Set problem: All lines in the data bearing the string "ylabel" should be identified and copied.

Records about charts and figures:

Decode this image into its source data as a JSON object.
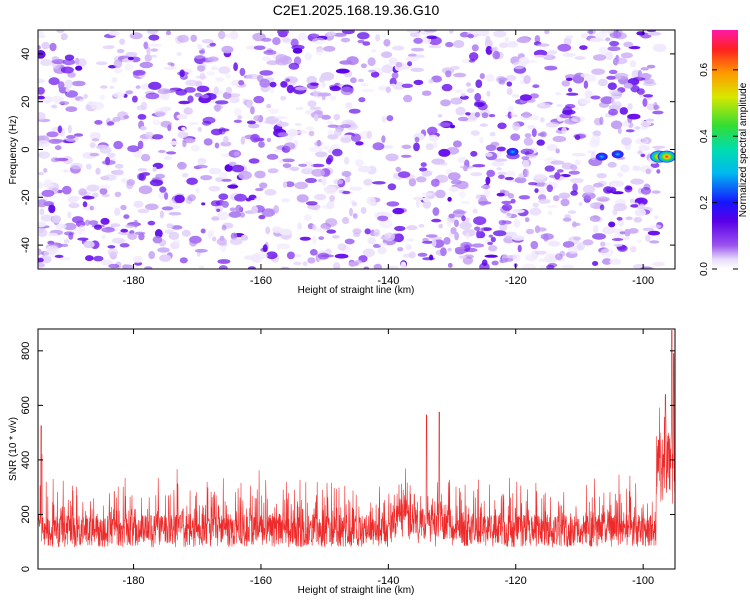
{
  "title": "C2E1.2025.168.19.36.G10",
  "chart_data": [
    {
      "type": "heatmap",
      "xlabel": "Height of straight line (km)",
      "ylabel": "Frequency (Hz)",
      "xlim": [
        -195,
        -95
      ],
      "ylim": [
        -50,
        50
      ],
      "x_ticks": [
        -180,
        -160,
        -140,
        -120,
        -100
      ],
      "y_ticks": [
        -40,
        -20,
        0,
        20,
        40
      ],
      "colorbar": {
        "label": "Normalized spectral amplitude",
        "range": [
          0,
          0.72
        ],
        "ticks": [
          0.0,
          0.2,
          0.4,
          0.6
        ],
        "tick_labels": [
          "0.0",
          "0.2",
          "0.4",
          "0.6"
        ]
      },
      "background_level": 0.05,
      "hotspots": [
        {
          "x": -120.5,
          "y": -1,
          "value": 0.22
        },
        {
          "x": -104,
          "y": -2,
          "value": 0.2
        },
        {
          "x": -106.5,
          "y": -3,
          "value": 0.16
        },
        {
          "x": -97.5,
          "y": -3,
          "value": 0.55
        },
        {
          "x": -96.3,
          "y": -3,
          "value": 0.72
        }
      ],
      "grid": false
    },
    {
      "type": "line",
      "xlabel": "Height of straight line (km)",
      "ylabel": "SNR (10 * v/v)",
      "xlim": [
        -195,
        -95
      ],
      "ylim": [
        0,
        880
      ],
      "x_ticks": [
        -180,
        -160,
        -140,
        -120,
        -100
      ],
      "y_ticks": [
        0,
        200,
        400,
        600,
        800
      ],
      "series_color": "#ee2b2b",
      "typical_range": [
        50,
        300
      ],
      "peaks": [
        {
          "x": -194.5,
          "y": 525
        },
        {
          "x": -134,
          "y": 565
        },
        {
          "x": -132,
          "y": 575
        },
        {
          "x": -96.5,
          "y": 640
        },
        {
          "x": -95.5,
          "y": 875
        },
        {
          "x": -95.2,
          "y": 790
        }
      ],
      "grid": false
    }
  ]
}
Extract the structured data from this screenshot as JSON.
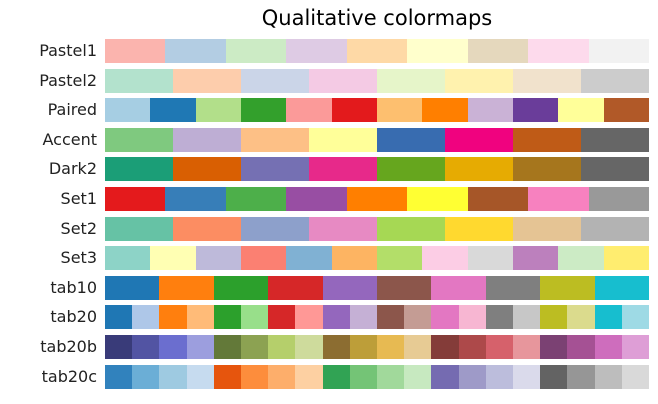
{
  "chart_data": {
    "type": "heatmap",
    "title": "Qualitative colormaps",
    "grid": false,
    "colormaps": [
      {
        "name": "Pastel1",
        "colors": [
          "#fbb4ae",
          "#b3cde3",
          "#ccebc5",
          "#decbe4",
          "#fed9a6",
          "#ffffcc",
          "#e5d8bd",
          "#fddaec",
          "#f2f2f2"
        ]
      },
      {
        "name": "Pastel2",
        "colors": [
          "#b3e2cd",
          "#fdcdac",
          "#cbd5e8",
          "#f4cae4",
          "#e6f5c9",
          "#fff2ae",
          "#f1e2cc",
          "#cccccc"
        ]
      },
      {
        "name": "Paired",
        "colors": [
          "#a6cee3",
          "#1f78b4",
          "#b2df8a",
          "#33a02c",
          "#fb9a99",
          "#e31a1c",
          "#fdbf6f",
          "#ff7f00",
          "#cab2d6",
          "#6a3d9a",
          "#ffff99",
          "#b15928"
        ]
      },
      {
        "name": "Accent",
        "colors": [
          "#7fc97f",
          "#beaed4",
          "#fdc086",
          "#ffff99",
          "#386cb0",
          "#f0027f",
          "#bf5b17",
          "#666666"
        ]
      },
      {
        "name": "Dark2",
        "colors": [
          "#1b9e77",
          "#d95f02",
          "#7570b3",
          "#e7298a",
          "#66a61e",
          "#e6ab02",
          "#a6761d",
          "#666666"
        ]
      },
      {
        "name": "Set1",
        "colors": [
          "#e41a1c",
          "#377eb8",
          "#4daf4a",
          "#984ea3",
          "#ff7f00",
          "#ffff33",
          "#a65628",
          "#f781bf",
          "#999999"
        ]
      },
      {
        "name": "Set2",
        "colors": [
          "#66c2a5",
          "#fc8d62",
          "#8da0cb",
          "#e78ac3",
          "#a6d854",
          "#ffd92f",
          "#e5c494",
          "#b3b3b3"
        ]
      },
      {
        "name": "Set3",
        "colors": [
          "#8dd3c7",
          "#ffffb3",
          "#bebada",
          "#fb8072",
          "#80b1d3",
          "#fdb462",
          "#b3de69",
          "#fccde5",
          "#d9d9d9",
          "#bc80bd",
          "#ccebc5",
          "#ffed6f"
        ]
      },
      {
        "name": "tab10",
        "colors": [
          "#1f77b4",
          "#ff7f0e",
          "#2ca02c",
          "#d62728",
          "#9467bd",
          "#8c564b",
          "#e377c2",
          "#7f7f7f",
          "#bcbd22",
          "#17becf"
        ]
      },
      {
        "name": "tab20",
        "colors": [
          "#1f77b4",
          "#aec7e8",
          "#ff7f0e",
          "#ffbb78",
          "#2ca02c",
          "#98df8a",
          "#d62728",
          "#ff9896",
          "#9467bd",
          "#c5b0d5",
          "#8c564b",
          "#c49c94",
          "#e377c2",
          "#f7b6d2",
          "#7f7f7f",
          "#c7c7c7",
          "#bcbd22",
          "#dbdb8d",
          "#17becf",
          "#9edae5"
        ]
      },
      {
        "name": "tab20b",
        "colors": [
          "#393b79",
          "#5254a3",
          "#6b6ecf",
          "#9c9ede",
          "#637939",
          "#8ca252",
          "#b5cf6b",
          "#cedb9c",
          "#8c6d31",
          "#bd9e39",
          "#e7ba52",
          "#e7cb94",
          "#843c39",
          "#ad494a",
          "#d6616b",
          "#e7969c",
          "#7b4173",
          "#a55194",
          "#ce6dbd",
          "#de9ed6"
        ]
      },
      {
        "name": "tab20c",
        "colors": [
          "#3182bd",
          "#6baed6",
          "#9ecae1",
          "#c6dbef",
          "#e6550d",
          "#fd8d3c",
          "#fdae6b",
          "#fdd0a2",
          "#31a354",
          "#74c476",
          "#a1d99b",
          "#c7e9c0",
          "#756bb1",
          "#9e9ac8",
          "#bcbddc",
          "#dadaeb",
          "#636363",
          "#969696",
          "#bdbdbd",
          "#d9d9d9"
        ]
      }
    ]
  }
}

==

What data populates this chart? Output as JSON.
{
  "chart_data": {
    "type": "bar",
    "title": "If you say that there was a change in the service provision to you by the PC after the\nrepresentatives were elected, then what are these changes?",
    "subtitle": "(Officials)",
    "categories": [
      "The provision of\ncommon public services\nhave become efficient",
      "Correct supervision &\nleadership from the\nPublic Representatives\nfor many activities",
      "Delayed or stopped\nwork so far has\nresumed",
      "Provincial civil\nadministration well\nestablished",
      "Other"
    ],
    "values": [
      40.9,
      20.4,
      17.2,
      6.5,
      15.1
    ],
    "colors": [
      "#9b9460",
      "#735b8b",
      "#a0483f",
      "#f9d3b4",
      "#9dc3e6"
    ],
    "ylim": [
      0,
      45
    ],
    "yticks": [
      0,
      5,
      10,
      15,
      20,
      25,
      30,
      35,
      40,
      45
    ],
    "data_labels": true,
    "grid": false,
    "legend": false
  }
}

--

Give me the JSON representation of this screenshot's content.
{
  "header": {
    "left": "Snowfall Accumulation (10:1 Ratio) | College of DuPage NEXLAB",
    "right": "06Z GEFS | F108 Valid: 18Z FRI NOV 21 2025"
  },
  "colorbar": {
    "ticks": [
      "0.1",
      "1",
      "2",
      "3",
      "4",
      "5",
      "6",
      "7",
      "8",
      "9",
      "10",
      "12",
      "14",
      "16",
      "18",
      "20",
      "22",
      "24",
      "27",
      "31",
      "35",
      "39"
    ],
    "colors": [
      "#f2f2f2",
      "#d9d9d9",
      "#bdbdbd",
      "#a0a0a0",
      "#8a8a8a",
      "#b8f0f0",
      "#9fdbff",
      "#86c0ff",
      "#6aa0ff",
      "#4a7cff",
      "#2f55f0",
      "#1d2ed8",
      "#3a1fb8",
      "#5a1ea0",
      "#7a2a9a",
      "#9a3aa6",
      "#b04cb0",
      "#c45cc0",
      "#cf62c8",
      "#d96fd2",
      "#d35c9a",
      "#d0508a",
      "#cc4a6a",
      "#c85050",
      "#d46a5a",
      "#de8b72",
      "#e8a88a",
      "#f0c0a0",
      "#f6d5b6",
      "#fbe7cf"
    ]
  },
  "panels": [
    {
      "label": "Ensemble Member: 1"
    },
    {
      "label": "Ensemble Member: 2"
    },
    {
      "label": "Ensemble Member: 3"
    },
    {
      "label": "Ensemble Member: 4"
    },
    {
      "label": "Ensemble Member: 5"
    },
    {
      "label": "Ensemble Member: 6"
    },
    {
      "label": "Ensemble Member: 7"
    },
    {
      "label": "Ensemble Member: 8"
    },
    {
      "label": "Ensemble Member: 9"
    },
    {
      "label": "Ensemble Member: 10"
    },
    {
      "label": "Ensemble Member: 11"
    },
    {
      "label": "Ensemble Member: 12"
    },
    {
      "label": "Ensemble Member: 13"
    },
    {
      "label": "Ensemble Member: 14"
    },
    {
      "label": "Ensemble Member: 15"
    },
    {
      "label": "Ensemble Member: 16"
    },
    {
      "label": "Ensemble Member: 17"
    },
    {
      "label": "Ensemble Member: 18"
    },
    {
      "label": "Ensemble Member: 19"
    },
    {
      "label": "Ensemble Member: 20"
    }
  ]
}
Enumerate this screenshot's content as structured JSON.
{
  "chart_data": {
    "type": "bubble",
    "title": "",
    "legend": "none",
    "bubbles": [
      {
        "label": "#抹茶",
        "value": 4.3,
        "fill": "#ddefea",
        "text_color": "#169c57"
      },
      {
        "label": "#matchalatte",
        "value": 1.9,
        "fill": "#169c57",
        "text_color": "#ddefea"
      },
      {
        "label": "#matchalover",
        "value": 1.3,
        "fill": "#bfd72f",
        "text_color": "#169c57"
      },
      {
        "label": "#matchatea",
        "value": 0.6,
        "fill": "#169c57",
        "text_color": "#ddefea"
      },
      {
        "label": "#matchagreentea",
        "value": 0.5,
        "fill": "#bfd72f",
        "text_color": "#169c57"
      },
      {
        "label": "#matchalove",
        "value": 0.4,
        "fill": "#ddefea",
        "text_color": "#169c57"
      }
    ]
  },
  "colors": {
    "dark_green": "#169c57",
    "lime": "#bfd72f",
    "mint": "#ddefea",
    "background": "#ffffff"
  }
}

Answer to the task:
      "ylabel": "Frequency (Hz)",
      "ylabel": "SNR (10 * v/v)",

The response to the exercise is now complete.